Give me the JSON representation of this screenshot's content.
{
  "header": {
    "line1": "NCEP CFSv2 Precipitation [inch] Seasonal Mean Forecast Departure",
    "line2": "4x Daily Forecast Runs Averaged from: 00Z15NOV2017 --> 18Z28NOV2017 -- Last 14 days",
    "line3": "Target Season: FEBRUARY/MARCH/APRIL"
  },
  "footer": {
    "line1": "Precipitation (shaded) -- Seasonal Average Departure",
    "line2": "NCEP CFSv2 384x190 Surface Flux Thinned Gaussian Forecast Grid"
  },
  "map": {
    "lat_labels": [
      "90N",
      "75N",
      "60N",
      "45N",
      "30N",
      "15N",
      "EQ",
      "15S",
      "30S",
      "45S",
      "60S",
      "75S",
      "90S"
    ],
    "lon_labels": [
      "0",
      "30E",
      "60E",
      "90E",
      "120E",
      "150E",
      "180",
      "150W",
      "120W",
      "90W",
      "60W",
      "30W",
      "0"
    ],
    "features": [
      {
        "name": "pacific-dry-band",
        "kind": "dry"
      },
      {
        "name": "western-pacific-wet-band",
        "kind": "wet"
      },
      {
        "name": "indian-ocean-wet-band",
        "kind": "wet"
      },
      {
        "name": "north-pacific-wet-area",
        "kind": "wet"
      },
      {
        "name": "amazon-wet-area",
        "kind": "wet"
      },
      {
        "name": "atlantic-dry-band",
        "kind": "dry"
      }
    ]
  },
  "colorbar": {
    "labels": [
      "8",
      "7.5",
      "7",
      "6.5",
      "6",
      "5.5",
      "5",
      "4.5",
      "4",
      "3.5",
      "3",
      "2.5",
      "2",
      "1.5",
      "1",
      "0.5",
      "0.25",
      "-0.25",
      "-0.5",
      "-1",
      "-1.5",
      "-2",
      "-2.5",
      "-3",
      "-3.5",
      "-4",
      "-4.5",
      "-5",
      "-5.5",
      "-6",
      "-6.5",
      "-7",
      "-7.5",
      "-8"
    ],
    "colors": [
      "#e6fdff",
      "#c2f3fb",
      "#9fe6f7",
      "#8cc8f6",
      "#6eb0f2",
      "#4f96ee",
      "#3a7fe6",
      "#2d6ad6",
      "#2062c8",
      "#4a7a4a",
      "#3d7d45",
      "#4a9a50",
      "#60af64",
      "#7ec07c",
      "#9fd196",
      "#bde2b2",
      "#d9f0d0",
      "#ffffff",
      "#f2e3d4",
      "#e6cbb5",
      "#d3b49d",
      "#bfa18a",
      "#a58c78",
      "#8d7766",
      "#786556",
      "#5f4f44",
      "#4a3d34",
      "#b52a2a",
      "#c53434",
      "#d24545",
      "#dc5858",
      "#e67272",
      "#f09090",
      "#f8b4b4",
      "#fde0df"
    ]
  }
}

WHAT THIS TASK INVOLVES: Reproduce the listing in full. Keep it exactly as written.

SOLUTION BELOW:
Give me the JSON representation of this screenshot's content.
{
  "header": {
    "line1": "NCEP CFSv2 Precipitation [inch] Seasonal Mean Forecast Departure",
    "line2": "4x Daily Forecast Runs Averaged from: 00Z15NOV2017 --> 18Z28NOV2017 -- Last 14 days",
    "line3": "Target Season: FEBRUARY/MARCH/APRIL"
  },
  "footer": {
    "line1": "Precipitation (shaded) -- Seasonal Average Departure",
    "line2": "NCEP CFSv2 384x190 Surface Flux Thinned Gaussian Forecast Grid"
  },
  "map": {
    "lat_labels": [
      "90N",
      "75N",
      "60N",
      "45N",
      "30N",
      "15N",
      "EQ",
      "15S",
      "30S",
      "45S",
      "60S",
      "75S",
      "90S"
    ],
    "lon_labels": [
      "0",
      "30E",
      "60E",
      "90E",
      "120E",
      "150E",
      "180",
      "150W",
      "120W",
      "90W",
      "60W",
      "30W",
      "0"
    ],
    "features": [
      {
        "name": "pacific-dry-band",
        "kind": "dry"
      },
      {
        "name": "western-pacific-wet-band",
        "kind": "wet"
      },
      {
        "name": "indian-ocean-wet-band",
        "kind": "wet"
      },
      {
        "name": "north-pacific-wet-area",
        "kind": "wet"
      },
      {
        "name": "amazon-wet-area",
        "kind": "wet"
      },
      {
        "name": "atlantic-dry-band",
        "kind": "dry"
      }
    ]
  },
  "colorbar": {
    "labels": [
      "8",
      "7.5",
      "7",
      "6.5",
      "6",
      "5.5",
      "5",
      "4.5",
      "4",
      "3.5",
      "3",
      "2.5",
      "2",
      "1.5",
      "1",
      "0.5",
      "0.25",
      "-0.25",
      "-0.5",
      "-1",
      "-1.5",
      "-2",
      "-2.5",
      "-3",
      "-3.5",
      "-4",
      "-4.5",
      "-5",
      "-5.5",
      "-6",
      "-6.5",
      "-7",
      "-7.5",
      "-8"
    ],
    "colors": [
      "#e6fdff",
      "#c2f3fb",
      "#9fe6f7",
      "#8cc8f6",
      "#6eb0f2",
      "#4f96ee",
      "#3a7fe6",
      "#2d6ad6",
      "#2062c8",
      "#4a7a4a",
      "#3d7d45",
      "#4a9a50",
      "#60af64",
      "#7ec07c",
      "#9fd196",
      "#bde2b2",
      "#d9f0d0",
      "#ffffff",
      "#f2e3d4",
      "#e6cbb5",
      "#d3b49d",
      "#bfa18a",
      "#a58c78",
      "#8d7766",
      "#786556",
      "#5f4f44",
      "#4a3d34",
      "#b52a2a",
      "#c53434",
      "#d24545",
      "#dc5858",
      "#e67272",
      "#f09090",
      "#f8b4b4",
      "#fde0df"
    ]
  }
}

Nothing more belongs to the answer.